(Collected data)
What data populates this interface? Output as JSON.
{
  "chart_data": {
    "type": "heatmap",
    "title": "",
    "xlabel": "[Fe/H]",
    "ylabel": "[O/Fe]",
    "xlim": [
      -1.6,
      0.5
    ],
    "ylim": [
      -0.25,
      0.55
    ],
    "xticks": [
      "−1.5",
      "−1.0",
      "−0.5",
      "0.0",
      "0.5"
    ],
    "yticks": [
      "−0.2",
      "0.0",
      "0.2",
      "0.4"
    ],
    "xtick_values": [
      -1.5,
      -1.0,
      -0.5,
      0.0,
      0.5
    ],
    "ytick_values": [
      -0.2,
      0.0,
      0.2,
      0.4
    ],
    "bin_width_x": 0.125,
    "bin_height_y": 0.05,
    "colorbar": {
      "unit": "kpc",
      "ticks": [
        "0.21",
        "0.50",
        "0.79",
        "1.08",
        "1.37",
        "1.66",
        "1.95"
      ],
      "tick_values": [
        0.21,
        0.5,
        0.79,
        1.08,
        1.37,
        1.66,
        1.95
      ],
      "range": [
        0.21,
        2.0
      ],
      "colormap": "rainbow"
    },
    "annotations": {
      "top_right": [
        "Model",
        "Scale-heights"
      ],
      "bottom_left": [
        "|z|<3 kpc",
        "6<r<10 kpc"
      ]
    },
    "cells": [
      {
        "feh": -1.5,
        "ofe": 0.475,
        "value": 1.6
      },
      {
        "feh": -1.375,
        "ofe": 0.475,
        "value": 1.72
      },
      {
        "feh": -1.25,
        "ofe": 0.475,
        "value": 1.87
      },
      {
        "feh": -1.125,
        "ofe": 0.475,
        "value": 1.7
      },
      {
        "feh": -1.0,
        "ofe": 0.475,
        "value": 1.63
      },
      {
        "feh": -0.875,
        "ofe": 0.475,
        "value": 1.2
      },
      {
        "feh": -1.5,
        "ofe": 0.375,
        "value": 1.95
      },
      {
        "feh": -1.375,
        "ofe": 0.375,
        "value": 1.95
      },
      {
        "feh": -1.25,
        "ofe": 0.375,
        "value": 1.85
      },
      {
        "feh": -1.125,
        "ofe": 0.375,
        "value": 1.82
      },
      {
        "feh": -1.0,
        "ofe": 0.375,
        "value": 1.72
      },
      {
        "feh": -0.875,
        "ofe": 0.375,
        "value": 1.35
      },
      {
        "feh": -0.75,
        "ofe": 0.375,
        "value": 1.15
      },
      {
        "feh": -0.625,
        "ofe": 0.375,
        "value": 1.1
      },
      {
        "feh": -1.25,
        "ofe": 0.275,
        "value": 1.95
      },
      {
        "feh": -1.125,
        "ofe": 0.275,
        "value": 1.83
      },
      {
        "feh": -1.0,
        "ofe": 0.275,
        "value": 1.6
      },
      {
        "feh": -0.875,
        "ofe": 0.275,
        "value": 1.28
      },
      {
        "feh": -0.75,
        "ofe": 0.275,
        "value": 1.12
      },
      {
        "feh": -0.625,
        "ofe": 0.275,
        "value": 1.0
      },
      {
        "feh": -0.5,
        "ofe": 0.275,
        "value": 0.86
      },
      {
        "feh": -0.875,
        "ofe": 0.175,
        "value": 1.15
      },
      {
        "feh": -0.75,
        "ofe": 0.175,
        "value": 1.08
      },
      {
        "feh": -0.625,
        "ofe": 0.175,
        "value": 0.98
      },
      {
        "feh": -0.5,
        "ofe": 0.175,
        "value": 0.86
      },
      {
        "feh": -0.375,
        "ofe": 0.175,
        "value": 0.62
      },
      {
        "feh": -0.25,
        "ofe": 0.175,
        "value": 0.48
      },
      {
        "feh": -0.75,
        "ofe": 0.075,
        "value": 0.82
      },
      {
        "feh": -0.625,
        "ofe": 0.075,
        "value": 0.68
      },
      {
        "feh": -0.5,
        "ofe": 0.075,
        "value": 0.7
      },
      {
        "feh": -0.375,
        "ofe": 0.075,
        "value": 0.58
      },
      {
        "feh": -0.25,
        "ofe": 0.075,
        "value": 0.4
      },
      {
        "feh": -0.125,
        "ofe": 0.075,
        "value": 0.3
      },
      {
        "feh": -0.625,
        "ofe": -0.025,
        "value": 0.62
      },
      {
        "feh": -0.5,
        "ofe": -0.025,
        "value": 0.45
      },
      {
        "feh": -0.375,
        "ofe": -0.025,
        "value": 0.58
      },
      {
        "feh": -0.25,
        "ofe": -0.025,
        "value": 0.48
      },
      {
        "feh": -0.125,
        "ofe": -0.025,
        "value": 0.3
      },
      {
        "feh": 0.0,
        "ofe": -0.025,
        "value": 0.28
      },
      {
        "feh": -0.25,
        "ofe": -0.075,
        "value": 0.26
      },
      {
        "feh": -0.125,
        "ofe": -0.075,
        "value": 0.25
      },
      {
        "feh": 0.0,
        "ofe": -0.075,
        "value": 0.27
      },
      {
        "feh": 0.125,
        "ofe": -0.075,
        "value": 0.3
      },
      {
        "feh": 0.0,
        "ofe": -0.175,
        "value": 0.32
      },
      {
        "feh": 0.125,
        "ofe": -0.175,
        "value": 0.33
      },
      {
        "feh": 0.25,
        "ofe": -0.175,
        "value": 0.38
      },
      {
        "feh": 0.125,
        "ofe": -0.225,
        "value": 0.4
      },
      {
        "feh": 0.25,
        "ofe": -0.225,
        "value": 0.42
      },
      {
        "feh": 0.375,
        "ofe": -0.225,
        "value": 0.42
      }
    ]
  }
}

# [Aim]
Repeat every line of the data, exactly and in full.

# [Result for this exercise]
What data populates this interface? Output as JSON.
{
  "chart_data": {
    "type": "heatmap",
    "title": "",
    "xlabel": "[Fe/H]",
    "ylabel": "[O/Fe]",
    "xlim": [
      -1.6,
      0.5
    ],
    "ylim": [
      -0.25,
      0.55
    ],
    "xticks": [
      "−1.5",
      "−1.0",
      "−0.5",
      "0.0",
      "0.5"
    ],
    "yticks": [
      "−0.2",
      "0.0",
      "0.2",
      "0.4"
    ],
    "xtick_values": [
      -1.5,
      -1.0,
      -0.5,
      0.0,
      0.5
    ],
    "ytick_values": [
      -0.2,
      0.0,
      0.2,
      0.4
    ],
    "bin_width_x": 0.125,
    "bin_height_y": 0.05,
    "colorbar": {
      "unit": "kpc",
      "ticks": [
        "0.21",
        "0.50",
        "0.79",
        "1.08",
        "1.37",
        "1.66",
        "1.95"
      ],
      "tick_values": [
        0.21,
        0.5,
        0.79,
        1.08,
        1.37,
        1.66,
        1.95
      ],
      "range": [
        0.21,
        2.0
      ],
      "colormap": "rainbow"
    },
    "annotations": {
      "top_right": [
        "Model",
        "Scale-heights"
      ],
      "bottom_left": [
        "|z|<3 kpc",
        "6<r<10 kpc"
      ]
    },
    "cells": [
      {
        "feh": -1.5,
        "ofe": 0.475,
        "value": 1.6
      },
      {
        "feh": -1.375,
        "ofe": 0.475,
        "value": 1.72
      },
      {
        "feh": -1.25,
        "ofe": 0.475,
        "value": 1.87
      },
      {
        "feh": -1.125,
        "ofe": 0.475,
        "value": 1.7
      },
      {
        "feh": -1.0,
        "ofe": 0.475,
        "value": 1.63
      },
      {
        "feh": -0.875,
        "ofe": 0.475,
        "value": 1.2
      },
      {
        "feh": -1.5,
        "ofe": 0.375,
        "value": 1.95
      },
      {
        "feh": -1.375,
        "ofe": 0.375,
        "value": 1.95
      },
      {
        "feh": -1.25,
        "ofe": 0.375,
        "value": 1.85
      },
      {
        "feh": -1.125,
        "ofe": 0.375,
        "value": 1.82
      },
      {
        "feh": -1.0,
        "ofe": 0.375,
        "value": 1.72
      },
      {
        "feh": -0.875,
        "ofe": 0.375,
        "value": 1.35
      },
      {
        "feh": -0.75,
        "ofe": 0.375,
        "value": 1.15
      },
      {
        "feh": -0.625,
        "ofe": 0.375,
        "value": 1.1
      },
      {
        "feh": -1.25,
        "ofe": 0.275,
        "value": 1.95
      },
      {
        "feh": -1.125,
        "ofe": 0.275,
        "value": 1.83
      },
      {
        "feh": -1.0,
        "ofe": 0.275,
        "value": 1.6
      },
      {
        "feh": -0.875,
        "ofe": 0.275,
        "value": 1.28
      },
      {
        "feh": -0.75,
        "ofe": 0.275,
        "value": 1.12
      },
      {
        "feh": -0.625,
        "ofe": 0.275,
        "value": 1.0
      },
      {
        "feh": -0.5,
        "ofe": 0.275,
        "value": 0.86
      },
      {
        "feh": -0.875,
        "ofe": 0.175,
        "value": 1.15
      },
      {
        "feh": -0.75,
        "ofe": 0.175,
        "value": 1.08
      },
      {
        "feh": -0.625,
        "ofe": 0.175,
        "value": 0.98
      },
      {
        "feh": -0.5,
        "ofe": 0.175,
        "value": 0.86
      },
      {
        "feh": -0.375,
        "ofe": 0.175,
        "value": 0.62
      },
      {
        "feh": -0.25,
        "ofe": 0.175,
        "value": 0.48
      },
      {
        "feh": -0.75,
        "ofe": 0.075,
        "value": 0.82
      },
      {
        "feh": -0.625,
        "ofe": 0.075,
        "value": 0.68
      },
      {
        "feh": -0.5,
        "ofe": 0.075,
        "value": 0.7
      },
      {
        "feh": -0.375,
        "ofe": 0.075,
        "value": 0.58
      },
      {
        "feh": -0.25,
        "ofe": 0.075,
        "value": 0.4
      },
      {
        "feh": -0.125,
        "ofe": 0.075,
        "value": 0.3
      },
      {
        "feh": -0.625,
        "ofe": -0.025,
        "value": 0.62
      },
      {
        "feh": -0.5,
        "ofe": -0.025,
        "value": 0.45
      },
      {
        "feh": -0.375,
        "ofe": -0.025,
        "value": 0.58
      },
      {
        "feh": -0.25,
        "ofe": -0.025,
        "value": 0.48
      },
      {
        "feh": -0.125,
        "ofe": -0.025,
        "value": 0.3
      },
      {
        "feh": 0.0,
        "ofe": -0.025,
        "value": 0.28
      },
      {
        "feh": -0.25,
        "ofe": -0.075,
        "value": 0.26
      },
      {
        "feh": -0.125,
        "ofe": -0.075,
        "value": 0.25
      },
      {
        "feh": 0.0,
        "ofe": -0.075,
        "value": 0.27
      },
      {
        "feh": 0.125,
        "ofe": -0.075,
        "value": 0.3
      },
      {
        "feh": 0.0,
        "ofe": -0.175,
        "value": 0.32
      },
      {
        "feh": 0.125,
        "ofe": -0.175,
        "value": 0.33
      },
      {
        "feh": 0.25,
        "ofe": -0.175,
        "value": 0.38
      },
      {
        "feh": 0.125,
        "ofe": -0.225,
        "value": 0.4
      },
      {
        "feh": 0.25,
        "ofe": -0.225,
        "value": 0.42
      },
      {
        "feh": 0.375,
        "ofe": -0.225,
        "value": 0.42
      }
    ]
  }
}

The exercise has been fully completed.